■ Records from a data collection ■

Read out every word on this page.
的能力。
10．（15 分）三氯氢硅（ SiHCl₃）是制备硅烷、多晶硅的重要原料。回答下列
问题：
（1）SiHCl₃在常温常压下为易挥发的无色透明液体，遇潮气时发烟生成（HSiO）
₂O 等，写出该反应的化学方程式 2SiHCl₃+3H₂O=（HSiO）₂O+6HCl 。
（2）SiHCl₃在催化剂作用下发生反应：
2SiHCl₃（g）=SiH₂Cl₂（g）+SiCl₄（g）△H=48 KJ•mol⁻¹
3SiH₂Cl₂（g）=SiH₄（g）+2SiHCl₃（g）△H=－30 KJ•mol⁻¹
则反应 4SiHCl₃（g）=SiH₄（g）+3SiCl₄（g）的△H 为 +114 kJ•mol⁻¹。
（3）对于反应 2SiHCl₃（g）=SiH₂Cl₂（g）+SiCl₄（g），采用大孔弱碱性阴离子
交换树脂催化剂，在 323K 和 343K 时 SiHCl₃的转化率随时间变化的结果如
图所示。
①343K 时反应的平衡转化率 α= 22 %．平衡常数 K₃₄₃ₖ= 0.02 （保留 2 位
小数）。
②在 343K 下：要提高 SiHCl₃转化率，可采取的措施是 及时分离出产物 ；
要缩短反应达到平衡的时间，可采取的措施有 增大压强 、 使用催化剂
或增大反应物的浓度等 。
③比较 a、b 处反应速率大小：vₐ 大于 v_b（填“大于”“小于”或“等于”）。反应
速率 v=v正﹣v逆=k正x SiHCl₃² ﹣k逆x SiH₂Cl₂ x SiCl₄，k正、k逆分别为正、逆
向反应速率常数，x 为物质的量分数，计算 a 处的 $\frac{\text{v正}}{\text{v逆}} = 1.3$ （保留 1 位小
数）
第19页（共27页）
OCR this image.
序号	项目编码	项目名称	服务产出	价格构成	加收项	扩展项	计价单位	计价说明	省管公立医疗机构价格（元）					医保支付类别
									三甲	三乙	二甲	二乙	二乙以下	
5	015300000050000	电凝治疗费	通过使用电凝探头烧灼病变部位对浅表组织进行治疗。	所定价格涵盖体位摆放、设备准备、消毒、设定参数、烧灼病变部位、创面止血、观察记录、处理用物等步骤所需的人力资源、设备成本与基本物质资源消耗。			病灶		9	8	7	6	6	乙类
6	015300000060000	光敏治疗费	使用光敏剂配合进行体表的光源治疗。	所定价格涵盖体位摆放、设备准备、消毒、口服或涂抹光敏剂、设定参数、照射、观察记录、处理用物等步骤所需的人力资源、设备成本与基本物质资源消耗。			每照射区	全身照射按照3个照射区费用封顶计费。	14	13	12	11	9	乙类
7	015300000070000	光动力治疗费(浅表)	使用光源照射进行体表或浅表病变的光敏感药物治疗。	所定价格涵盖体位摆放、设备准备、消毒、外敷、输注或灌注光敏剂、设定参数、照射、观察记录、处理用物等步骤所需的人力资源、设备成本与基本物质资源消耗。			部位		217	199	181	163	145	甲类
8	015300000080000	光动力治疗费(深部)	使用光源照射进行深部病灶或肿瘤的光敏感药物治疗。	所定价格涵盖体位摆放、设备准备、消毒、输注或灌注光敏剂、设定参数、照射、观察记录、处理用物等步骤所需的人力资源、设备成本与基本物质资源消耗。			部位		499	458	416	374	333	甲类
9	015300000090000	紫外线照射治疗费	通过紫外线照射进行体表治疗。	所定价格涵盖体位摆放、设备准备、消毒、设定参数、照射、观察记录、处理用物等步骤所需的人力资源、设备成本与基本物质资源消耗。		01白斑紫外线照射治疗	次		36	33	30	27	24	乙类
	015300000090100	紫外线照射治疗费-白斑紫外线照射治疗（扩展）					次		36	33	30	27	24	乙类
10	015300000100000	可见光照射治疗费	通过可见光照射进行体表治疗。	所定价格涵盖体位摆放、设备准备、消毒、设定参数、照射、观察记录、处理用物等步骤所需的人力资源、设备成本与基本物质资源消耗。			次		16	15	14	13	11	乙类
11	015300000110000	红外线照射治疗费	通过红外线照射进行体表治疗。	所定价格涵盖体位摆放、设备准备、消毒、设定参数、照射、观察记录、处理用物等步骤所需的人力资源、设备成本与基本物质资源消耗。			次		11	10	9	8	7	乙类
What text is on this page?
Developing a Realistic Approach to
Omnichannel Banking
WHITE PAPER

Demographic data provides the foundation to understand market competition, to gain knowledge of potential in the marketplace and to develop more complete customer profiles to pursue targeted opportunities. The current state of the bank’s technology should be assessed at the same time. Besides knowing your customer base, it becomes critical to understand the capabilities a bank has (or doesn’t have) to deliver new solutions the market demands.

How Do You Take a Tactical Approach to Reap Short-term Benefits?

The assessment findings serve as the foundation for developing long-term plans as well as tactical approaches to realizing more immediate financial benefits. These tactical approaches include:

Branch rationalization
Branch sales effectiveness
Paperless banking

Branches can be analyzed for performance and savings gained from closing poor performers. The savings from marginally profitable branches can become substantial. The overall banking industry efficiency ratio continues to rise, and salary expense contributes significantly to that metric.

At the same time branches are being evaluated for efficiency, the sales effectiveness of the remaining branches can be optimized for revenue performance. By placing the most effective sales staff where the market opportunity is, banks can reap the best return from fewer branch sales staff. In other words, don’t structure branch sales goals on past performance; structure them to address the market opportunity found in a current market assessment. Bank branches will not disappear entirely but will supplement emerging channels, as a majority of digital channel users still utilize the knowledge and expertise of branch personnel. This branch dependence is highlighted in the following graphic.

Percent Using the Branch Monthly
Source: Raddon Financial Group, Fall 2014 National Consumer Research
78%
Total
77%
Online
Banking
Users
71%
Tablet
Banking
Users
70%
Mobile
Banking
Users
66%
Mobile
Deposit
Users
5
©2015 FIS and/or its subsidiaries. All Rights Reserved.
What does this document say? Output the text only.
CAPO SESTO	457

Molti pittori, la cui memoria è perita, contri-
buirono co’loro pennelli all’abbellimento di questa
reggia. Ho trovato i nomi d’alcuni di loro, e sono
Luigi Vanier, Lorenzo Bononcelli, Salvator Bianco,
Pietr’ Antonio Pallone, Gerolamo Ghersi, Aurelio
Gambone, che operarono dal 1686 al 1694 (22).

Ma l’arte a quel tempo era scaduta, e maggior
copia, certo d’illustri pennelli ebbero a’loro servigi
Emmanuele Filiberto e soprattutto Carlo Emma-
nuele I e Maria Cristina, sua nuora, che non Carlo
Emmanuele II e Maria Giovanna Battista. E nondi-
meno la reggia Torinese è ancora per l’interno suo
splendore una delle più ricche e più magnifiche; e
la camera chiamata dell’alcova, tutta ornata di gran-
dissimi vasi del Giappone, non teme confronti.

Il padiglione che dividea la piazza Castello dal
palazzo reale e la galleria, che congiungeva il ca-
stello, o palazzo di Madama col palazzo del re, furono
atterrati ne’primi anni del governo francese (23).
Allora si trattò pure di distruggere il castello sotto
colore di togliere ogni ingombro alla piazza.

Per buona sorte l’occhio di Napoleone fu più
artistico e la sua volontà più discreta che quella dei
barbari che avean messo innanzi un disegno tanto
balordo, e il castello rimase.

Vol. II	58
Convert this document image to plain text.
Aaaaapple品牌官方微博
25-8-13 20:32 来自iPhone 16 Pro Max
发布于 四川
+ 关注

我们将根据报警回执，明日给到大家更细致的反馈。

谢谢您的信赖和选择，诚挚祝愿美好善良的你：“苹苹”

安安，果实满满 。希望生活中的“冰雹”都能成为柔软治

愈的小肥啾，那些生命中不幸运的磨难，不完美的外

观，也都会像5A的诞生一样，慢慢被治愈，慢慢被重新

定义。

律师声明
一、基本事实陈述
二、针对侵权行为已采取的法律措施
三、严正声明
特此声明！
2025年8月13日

■ WRITTEN PROBLEM ■
Search the entries for the word "palazzo" and pick out every line that holds it.

■ RESULT FOR THIS EXERCISE ■
palazzo reale e la galleria, che congiungeva il ca-
stello, o palazzo di Madama col palazzo del re, furono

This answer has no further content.